THE PROBLEM:
Pictures are not part of the copy; repeat everything else in the records exactly.

RAW RECORDS:

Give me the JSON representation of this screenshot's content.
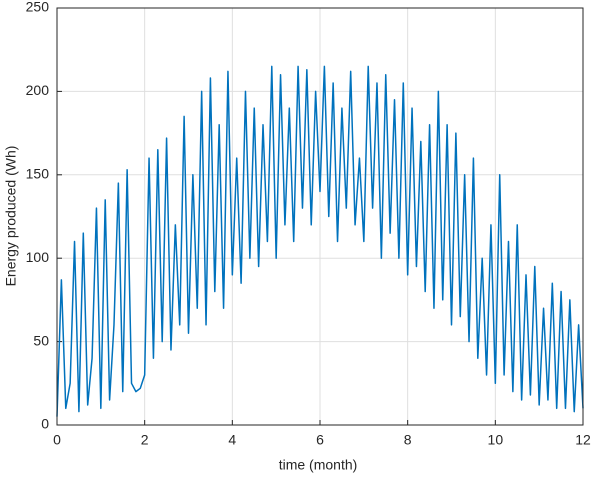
{
  "chart_data": {
    "type": "line",
    "xlabel": "time (month)",
    "ylabel": "Energy produced (Wh)",
    "xlim": [
      0,
      12
    ],
    "xticks": [
      0,
      2,
      4,
      6,
      8,
      10,
      12
    ],
    "ylim": [
      0,
      250
    ],
    "yticks": [
      0,
      50,
      100,
      150,
      200,
      250
    ],
    "grid": true,
    "x": [
      0,
      0.1,
      0.2,
      0.3,
      0.4,
      0.5,
      0.6,
      0.7,
      0.8,
      0.9,
      1,
      1.1,
      1.2,
      1.3,
      1.4,
      1.5,
      1.6,
      1.7,
      1.8,
      1.9,
      2,
      2.1,
      2.2,
      2.3,
      2.4,
      2.5,
      2.6,
      2.7,
      2.8,
      2.9,
      3,
      3.1,
      3.2,
      3.3,
      3.4,
      3.5,
      3.6,
      3.7,
      3.8,
      3.9,
      4,
      4.1,
      4.2,
      4.3,
      4.4,
      4.5,
      4.6,
      4.7,
      4.8,
      4.9,
      5,
      5.1,
      5.2,
      5.3,
      5.4,
      5.5,
      5.6,
      5.7,
      5.8,
      5.9,
      6,
      6.1,
      6.2,
      6.3,
      6.4,
      6.5,
      6.6,
      6.7,
      6.8,
      6.9,
      7,
      7.1,
      7.2,
      7.3,
      7.4,
      7.5,
      7.6,
      7.7,
      7.8,
      7.9,
      8,
      8.1,
      8.2,
      8.3,
      8.4,
      8.5,
      8.6,
      8.7,
      8.8,
      8.9,
      9,
      9.1,
      9.2,
      9.3,
      9.4,
      9.5,
      9.6,
      9.7,
      9.8,
      9.9,
      10,
      10.1,
      10.2,
      10.3,
      10.4,
      10.5,
      10.6,
      10.7,
      10.8,
      10.9,
      11,
      11.1,
      11.2,
      11.3,
      11.4,
      11.5,
      11.6,
      11.7,
      11.8,
      11.9,
      12
    ],
    "series": [
      {
        "color": "#0072bd",
        "values": [
          5,
          87,
          10,
          25,
          110,
          8,
          115,
          12,
          40,
          130,
          10,
          135,
          15,
          60,
          145,
          20,
          153,
          25,
          20,
          22,
          30,
          160,
          40,
          165,
          50,
          172,
          45,
          120,
          60,
          185,
          55,
          150,
          70,
          200,
          60,
          208,
          80,
          180,
          70,
          212,
          90,
          160,
          85,
          200,
          100,
          190,
          95,
          180,
          110,
          215,
          100,
          210,
          120,
          190,
          110,
          215,
          130,
          213,
          120,
          200,
          140,
          215,
          125,
          205,
          110,
          190,
          130,
          212,
          120,
          160,
          110,
          215,
          130,
          205,
          100,
          210,
          115,
          195,
          100,
          205,
          90,
          190,
          95,
          170,
          80,
          180,
          70,
          200,
          75,
          180,
          60,
          175,
          65,
          150,
          50,
          160,
          40,
          100,
          30,
          120,
          25,
          150,
          30,
          110,
          20,
          120,
          15,
          90,
          18,
          95,
          12,
          70,
          15,
          85,
          10,
          80,
          10,
          75,
          8,
          60,
          10
        ]
      }
    ]
  }
}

REPLY TO THE EXERCISE:
Give me the JSON representation of this screenshot's content.
{
  "chart_data": {
    "type": "line",
    "xlabel": "time (month)",
    "ylabel": "Energy produced (Wh)",
    "xlim": [
      0,
      12
    ],
    "xticks": [
      0,
      2,
      4,
      6,
      8,
      10,
      12
    ],
    "ylim": [
      0,
      250
    ],
    "yticks": [
      0,
      50,
      100,
      150,
      200,
      250
    ],
    "grid": true,
    "x": [
      0,
      0.1,
      0.2,
      0.3,
      0.4,
      0.5,
      0.6,
      0.7,
      0.8,
      0.9,
      1,
      1.1,
      1.2,
      1.3,
      1.4,
      1.5,
      1.6,
      1.7,
      1.8,
      1.9,
      2,
      2.1,
      2.2,
      2.3,
      2.4,
      2.5,
      2.6,
      2.7,
      2.8,
      2.9,
      3,
      3.1,
      3.2,
      3.3,
      3.4,
      3.5,
      3.6,
      3.7,
      3.8,
      3.9,
      4,
      4.1,
      4.2,
      4.3,
      4.4,
      4.5,
      4.6,
      4.7,
      4.8,
      4.9,
      5,
      5.1,
      5.2,
      5.3,
      5.4,
      5.5,
      5.6,
      5.7,
      5.8,
      5.9,
      6,
      6.1,
      6.2,
      6.3,
      6.4,
      6.5,
      6.6,
      6.7,
      6.8,
      6.9,
      7,
      7.1,
      7.2,
      7.3,
      7.4,
      7.5,
      7.6,
      7.7,
      7.8,
      7.9,
      8,
      8.1,
      8.2,
      8.3,
      8.4,
      8.5,
      8.6,
      8.7,
      8.8,
      8.9,
      9,
      9.1,
      9.2,
      9.3,
      9.4,
      9.5,
      9.6,
      9.7,
      9.8,
      9.9,
      10,
      10.1,
      10.2,
      10.3,
      10.4,
      10.5,
      10.6,
      10.7,
      10.8,
      10.9,
      11,
      11.1,
      11.2,
      11.3,
      11.4,
      11.5,
      11.6,
      11.7,
      11.8,
      11.9,
      12
    ],
    "series": [
      {
        "color": "#0072bd",
        "values": [
          5,
          87,
          10,
          25,
          110,
          8,
          115,
          12,
          40,
          130,
          10,
          135,
          15,
          60,
          145,
          20,
          153,
          25,
          20,
          22,
          30,
          160,
          40,
          165,
          50,
          172,
          45,
          120,
          60,
          185,
          55,
          150,
          70,
          200,
          60,
          208,
          80,
          180,
          70,
          212,
          90,
          160,
          85,
          200,
          100,
          190,
          95,
          180,
          110,
          215,
          100,
          210,
          120,
          190,
          110,
          215,
          130,
          213,
          120,
          200,
          140,
          215,
          125,
          205,
          110,
          190,
          130,
          212,
          120,
          160,
          110,
          215,
          130,
          205,
          100,
          210,
          115,
          195,
          100,
          205,
          90,
          190,
          95,
          170,
          80,
          180,
          70,
          200,
          75,
          180,
          60,
          175,
          65,
          150,
          50,
          160,
          40,
          100,
          30,
          120,
          25,
          150,
          30,
          110,
          20,
          120,
          15,
          90,
          18,
          95,
          12,
          70,
          15,
          85,
          10,
          80,
          10,
          75,
          8,
          60,
          10
        ]
      }
    ]
  }
}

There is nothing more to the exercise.